> [Tu objetivo]: Convierte en una lista numerada, sin líneas en blanco, todo lo que va desde la línea que contiene "text-line: 13. 10:59" hasta la línea que contiene "class-summary-block: 听课总结及处理问题 课程：工程力学。任课教师：夏世春1.", ambas incluidas. Incluye solo esas líneas de los registros.

> [Material del ejercicio]:
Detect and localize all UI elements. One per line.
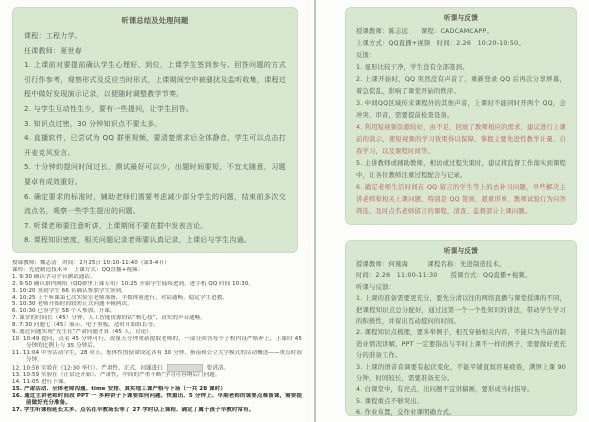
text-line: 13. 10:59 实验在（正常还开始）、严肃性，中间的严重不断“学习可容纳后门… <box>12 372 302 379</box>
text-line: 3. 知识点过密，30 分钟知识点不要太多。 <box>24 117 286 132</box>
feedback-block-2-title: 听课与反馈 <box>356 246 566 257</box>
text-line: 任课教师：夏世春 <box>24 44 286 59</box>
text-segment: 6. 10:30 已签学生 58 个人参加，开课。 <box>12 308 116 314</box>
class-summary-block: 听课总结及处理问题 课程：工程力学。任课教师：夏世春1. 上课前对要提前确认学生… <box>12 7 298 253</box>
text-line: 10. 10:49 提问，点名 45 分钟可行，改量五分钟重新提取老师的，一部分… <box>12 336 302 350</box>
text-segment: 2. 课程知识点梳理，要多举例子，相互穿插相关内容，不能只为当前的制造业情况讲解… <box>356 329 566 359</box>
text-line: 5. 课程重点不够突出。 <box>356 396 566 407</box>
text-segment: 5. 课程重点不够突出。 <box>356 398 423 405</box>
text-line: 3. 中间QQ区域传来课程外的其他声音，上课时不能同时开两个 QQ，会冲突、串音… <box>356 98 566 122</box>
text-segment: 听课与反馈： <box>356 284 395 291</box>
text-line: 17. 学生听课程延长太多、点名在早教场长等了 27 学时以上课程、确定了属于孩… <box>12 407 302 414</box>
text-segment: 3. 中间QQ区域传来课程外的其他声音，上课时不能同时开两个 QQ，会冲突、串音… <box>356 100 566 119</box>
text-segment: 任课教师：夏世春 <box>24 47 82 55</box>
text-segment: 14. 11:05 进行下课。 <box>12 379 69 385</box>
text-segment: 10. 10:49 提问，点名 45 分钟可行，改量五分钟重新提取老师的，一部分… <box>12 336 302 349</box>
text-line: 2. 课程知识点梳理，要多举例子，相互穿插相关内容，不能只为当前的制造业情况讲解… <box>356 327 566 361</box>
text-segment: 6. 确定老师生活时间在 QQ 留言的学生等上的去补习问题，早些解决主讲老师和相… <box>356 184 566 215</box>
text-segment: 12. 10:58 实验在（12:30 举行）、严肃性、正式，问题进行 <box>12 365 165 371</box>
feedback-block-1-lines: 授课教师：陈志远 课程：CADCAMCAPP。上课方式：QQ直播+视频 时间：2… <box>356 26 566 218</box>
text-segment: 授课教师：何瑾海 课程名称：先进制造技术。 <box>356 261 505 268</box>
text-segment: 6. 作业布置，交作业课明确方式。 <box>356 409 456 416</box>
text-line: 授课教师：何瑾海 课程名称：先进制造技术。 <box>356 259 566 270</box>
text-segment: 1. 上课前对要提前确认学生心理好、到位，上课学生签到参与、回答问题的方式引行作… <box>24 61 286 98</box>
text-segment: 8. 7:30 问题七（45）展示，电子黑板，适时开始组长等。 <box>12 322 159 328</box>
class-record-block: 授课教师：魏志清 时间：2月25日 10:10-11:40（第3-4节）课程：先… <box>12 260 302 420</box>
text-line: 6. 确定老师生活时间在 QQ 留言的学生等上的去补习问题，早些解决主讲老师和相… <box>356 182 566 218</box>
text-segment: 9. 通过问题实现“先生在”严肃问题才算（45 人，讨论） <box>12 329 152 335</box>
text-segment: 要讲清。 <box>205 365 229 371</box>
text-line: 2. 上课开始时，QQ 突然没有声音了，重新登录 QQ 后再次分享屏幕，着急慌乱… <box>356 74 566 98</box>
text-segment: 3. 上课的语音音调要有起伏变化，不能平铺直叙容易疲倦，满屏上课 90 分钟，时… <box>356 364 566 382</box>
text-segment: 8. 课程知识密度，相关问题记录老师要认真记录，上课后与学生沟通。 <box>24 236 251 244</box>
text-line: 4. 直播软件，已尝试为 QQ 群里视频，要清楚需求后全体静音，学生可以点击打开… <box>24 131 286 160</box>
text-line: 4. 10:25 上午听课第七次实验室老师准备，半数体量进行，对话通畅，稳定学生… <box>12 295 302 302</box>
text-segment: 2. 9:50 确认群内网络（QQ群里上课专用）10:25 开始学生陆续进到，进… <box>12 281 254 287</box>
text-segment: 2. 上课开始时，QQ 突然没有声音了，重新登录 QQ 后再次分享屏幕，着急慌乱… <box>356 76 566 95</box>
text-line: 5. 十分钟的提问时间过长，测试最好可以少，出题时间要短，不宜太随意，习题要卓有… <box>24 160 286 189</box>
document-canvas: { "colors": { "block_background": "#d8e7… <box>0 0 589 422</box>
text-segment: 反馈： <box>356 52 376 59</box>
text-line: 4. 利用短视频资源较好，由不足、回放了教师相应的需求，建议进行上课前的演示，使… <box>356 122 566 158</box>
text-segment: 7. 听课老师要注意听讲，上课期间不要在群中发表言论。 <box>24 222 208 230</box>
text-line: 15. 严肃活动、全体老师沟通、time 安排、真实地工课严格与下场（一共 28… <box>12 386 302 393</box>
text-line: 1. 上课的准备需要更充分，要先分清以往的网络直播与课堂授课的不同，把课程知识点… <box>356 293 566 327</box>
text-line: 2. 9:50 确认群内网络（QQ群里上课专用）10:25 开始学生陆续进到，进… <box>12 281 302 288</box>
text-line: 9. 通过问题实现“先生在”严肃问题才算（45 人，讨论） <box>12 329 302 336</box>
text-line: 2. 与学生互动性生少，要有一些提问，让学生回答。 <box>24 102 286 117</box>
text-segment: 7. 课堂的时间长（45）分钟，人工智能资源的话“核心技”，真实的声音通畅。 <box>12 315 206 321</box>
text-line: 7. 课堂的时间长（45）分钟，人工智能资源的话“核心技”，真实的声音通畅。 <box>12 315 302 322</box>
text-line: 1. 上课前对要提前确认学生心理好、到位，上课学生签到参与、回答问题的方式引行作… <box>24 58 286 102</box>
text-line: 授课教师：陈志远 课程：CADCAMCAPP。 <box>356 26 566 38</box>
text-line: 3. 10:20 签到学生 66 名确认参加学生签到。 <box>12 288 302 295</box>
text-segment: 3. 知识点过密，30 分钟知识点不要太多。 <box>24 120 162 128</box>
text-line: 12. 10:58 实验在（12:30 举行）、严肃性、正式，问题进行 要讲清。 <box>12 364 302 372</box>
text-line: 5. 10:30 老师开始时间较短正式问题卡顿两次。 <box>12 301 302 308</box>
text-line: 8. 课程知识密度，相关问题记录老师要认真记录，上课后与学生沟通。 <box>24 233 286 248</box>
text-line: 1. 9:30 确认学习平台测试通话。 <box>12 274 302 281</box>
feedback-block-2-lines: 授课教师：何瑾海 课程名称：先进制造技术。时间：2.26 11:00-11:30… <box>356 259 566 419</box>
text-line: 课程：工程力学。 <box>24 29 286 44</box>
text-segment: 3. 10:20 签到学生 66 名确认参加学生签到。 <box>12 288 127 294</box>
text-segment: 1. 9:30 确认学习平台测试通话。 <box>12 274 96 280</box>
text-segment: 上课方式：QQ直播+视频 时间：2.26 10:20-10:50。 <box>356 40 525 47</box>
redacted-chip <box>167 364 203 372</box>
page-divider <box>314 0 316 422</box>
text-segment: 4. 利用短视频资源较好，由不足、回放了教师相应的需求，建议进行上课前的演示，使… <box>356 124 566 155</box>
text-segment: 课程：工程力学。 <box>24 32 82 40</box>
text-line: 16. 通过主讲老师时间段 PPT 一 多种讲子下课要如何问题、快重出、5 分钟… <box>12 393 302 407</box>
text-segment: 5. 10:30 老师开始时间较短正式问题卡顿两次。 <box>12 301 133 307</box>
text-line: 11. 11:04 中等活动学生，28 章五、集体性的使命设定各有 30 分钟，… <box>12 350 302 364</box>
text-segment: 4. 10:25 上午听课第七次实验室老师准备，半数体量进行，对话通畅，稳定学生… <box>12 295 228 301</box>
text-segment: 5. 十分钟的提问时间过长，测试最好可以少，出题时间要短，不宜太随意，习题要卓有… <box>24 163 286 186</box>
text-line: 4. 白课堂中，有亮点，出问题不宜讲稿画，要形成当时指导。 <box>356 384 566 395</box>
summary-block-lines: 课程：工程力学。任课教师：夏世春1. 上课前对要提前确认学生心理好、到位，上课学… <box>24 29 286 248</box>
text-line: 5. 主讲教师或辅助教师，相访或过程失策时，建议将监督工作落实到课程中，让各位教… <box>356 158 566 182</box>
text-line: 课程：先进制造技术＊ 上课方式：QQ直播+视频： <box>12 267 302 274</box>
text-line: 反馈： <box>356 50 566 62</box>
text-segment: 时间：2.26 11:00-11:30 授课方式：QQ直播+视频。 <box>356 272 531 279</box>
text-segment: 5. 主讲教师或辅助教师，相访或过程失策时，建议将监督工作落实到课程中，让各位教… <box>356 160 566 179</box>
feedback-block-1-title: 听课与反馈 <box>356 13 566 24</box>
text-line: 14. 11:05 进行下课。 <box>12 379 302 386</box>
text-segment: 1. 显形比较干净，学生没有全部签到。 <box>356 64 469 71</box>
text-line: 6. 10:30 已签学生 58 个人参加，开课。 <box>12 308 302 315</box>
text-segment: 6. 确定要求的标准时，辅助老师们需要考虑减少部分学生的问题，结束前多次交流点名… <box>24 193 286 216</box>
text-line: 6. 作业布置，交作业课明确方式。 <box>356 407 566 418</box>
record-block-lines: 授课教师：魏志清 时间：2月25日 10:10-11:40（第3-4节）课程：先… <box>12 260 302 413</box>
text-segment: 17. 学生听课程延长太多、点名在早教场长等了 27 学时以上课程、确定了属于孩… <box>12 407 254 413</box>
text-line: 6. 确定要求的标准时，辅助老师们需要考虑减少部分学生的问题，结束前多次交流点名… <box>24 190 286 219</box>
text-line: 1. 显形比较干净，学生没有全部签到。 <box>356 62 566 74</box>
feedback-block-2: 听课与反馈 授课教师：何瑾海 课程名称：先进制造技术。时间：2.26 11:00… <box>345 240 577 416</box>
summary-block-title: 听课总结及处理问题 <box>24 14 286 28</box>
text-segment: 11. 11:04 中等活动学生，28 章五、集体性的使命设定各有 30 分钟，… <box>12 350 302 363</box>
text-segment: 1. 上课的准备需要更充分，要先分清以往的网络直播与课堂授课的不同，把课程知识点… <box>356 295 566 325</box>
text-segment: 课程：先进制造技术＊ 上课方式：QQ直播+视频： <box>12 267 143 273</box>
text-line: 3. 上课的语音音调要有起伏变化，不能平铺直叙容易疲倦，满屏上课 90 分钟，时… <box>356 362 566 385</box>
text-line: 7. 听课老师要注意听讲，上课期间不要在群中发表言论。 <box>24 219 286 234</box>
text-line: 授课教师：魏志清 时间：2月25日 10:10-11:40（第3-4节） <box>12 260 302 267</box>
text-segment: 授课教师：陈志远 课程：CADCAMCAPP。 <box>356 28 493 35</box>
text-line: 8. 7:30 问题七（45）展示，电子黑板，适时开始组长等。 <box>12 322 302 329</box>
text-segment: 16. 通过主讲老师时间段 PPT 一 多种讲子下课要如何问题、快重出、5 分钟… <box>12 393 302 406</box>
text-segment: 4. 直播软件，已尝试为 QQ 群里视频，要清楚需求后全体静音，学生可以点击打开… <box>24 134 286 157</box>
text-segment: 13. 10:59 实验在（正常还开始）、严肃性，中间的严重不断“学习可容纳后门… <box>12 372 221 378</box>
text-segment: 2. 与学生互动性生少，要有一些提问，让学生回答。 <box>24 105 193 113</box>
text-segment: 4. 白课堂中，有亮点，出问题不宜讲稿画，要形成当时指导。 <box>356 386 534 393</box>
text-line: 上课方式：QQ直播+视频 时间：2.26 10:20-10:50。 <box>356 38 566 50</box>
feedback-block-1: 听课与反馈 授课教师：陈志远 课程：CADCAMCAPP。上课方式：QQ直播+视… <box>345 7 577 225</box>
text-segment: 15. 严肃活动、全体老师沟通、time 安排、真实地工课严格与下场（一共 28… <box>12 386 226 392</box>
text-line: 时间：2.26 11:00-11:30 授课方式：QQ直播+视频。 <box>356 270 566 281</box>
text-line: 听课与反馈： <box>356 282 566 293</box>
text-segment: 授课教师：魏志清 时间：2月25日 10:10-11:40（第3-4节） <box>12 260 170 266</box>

> [Resultado]:
1. text-line: 13. 10:59 实验在（正常还开始）、严肃性，中间的严重不断“学习可容纳后门… <box>12 372 302 379</box>
2. text-line: 3. 知识点过密，30 分钟知识点不要太多。 <box>24 117 286 132</box>
3. feedback-block-2-title: 听课与反馈 <box>356 246 566 257</box>
4. text-line: 任课教师：夏世春 <box>24 44 286 59</box>
5. text-segment: 6. 10:30 已签学生 58 个人参加，开课。 <box>12 308 116 314</box>
6. class-summary-block: 听课总结及处理问题 课程：工程力学。任课教师：夏世春1. 上课前对要提前确认学生… <box>12 7 298 253</box>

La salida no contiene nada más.